» MATERIALS PROVIDED:
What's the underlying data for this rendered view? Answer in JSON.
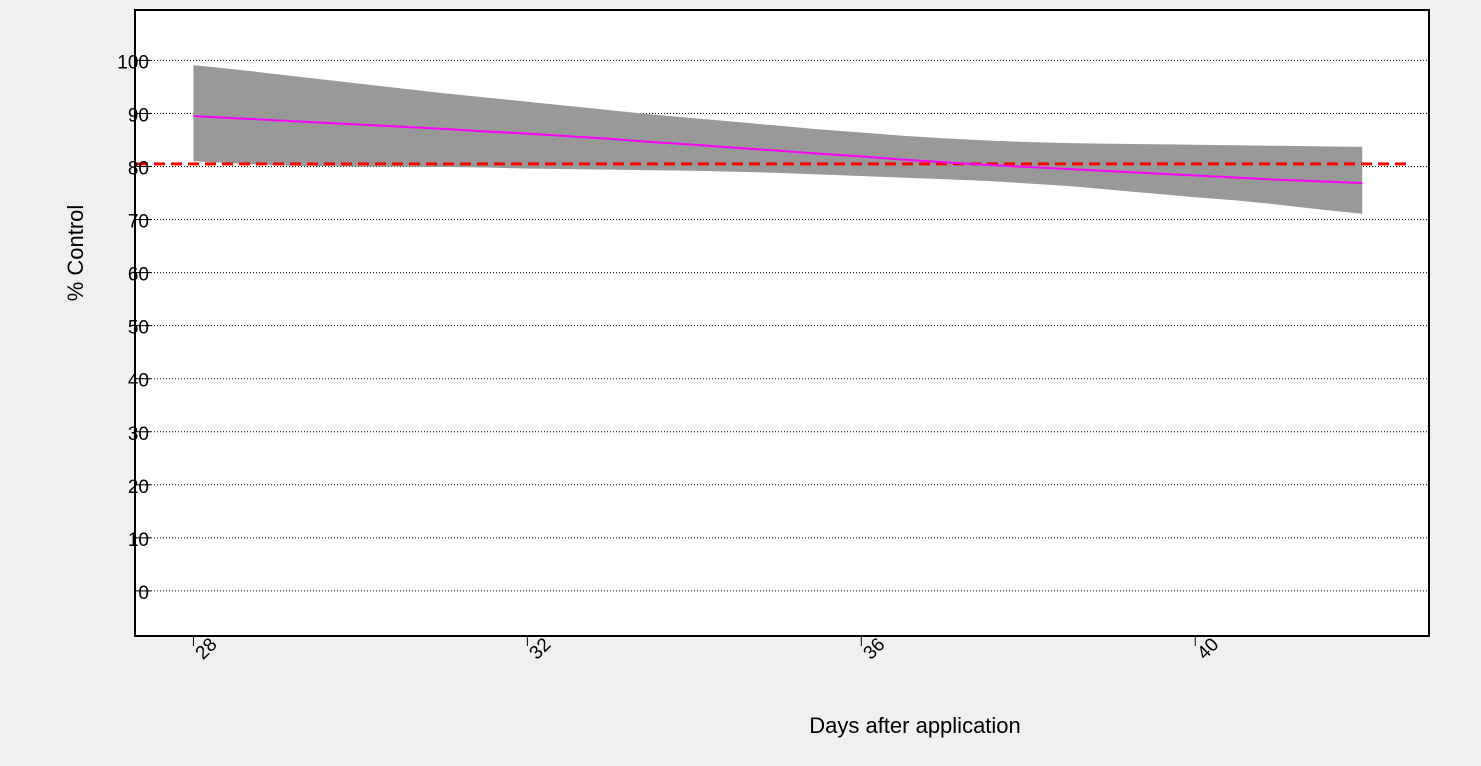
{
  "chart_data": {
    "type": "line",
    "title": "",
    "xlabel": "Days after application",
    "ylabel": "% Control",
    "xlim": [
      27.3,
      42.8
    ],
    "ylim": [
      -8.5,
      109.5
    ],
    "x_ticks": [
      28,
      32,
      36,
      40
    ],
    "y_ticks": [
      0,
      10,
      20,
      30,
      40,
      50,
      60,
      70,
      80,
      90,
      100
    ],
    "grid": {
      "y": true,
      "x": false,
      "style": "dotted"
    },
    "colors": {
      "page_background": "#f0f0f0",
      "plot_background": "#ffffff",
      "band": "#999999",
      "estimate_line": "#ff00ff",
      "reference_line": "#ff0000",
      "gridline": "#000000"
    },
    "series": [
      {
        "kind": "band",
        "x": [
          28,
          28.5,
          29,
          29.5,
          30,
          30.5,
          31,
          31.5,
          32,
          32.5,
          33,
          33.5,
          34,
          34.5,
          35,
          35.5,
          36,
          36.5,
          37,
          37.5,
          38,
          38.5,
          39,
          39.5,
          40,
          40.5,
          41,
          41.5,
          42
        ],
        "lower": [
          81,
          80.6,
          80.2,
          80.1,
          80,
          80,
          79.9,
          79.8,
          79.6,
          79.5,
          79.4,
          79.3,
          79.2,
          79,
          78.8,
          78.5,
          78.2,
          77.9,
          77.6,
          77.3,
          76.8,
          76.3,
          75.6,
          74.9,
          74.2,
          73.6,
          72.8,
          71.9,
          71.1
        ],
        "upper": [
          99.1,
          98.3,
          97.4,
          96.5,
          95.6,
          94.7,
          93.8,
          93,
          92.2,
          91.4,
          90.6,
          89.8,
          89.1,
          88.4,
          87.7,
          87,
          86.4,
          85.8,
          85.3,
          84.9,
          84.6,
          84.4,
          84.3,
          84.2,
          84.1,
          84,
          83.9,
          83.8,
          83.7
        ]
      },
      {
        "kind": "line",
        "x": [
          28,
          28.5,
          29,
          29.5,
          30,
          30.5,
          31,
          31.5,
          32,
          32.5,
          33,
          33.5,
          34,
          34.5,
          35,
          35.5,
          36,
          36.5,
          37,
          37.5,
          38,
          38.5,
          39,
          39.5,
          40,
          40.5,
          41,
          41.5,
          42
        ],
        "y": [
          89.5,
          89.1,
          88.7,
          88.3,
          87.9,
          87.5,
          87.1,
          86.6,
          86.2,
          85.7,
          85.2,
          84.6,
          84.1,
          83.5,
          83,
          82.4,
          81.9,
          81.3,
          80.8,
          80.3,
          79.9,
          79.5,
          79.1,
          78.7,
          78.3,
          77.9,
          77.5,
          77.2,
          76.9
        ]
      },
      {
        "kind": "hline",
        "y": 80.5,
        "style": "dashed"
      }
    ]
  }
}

» WHAT NEEDS TO BE DONE:
Drop the images and repeat the data exactly.

» CORRECT RESULT:
What's the underlying data for this rendered view? Answer in JSON.
{
  "chart_data": {
    "type": "line",
    "title": "",
    "xlabel": "Days after application",
    "ylabel": "% Control",
    "xlim": [
      27.3,
      42.8
    ],
    "ylim": [
      -8.5,
      109.5
    ],
    "x_ticks": [
      28,
      32,
      36,
      40
    ],
    "y_ticks": [
      0,
      10,
      20,
      30,
      40,
      50,
      60,
      70,
      80,
      90,
      100
    ],
    "grid": {
      "y": true,
      "x": false,
      "style": "dotted"
    },
    "colors": {
      "page_background": "#f0f0f0",
      "plot_background": "#ffffff",
      "band": "#999999",
      "estimate_line": "#ff00ff",
      "reference_line": "#ff0000",
      "gridline": "#000000"
    },
    "series": [
      {
        "kind": "band",
        "x": [
          28,
          28.5,
          29,
          29.5,
          30,
          30.5,
          31,
          31.5,
          32,
          32.5,
          33,
          33.5,
          34,
          34.5,
          35,
          35.5,
          36,
          36.5,
          37,
          37.5,
          38,
          38.5,
          39,
          39.5,
          40,
          40.5,
          41,
          41.5,
          42
        ],
        "lower": [
          81,
          80.6,
          80.2,
          80.1,
          80,
          80,
          79.9,
          79.8,
          79.6,
          79.5,
          79.4,
          79.3,
          79.2,
          79,
          78.8,
          78.5,
          78.2,
          77.9,
          77.6,
          77.3,
          76.8,
          76.3,
          75.6,
          74.9,
          74.2,
          73.6,
          72.8,
          71.9,
          71.1
        ],
        "upper": [
          99.1,
          98.3,
          97.4,
          96.5,
          95.6,
          94.7,
          93.8,
          93,
          92.2,
          91.4,
          90.6,
          89.8,
          89.1,
          88.4,
          87.7,
          87,
          86.4,
          85.8,
          85.3,
          84.9,
          84.6,
          84.4,
          84.3,
          84.2,
          84.1,
          84,
          83.9,
          83.8,
          83.7
        ]
      },
      {
        "kind": "line",
        "x": [
          28,
          28.5,
          29,
          29.5,
          30,
          30.5,
          31,
          31.5,
          32,
          32.5,
          33,
          33.5,
          34,
          34.5,
          35,
          35.5,
          36,
          36.5,
          37,
          37.5,
          38,
          38.5,
          39,
          39.5,
          40,
          40.5,
          41,
          41.5,
          42
        ],
        "y": [
          89.5,
          89.1,
          88.7,
          88.3,
          87.9,
          87.5,
          87.1,
          86.6,
          86.2,
          85.7,
          85.2,
          84.6,
          84.1,
          83.5,
          83,
          82.4,
          81.9,
          81.3,
          80.8,
          80.3,
          79.9,
          79.5,
          79.1,
          78.7,
          78.3,
          77.9,
          77.5,
          77.2,
          76.9
        ]
      },
      {
        "kind": "hline",
        "y": 80.5,
        "style": "dashed"
      }
    ]
  }
}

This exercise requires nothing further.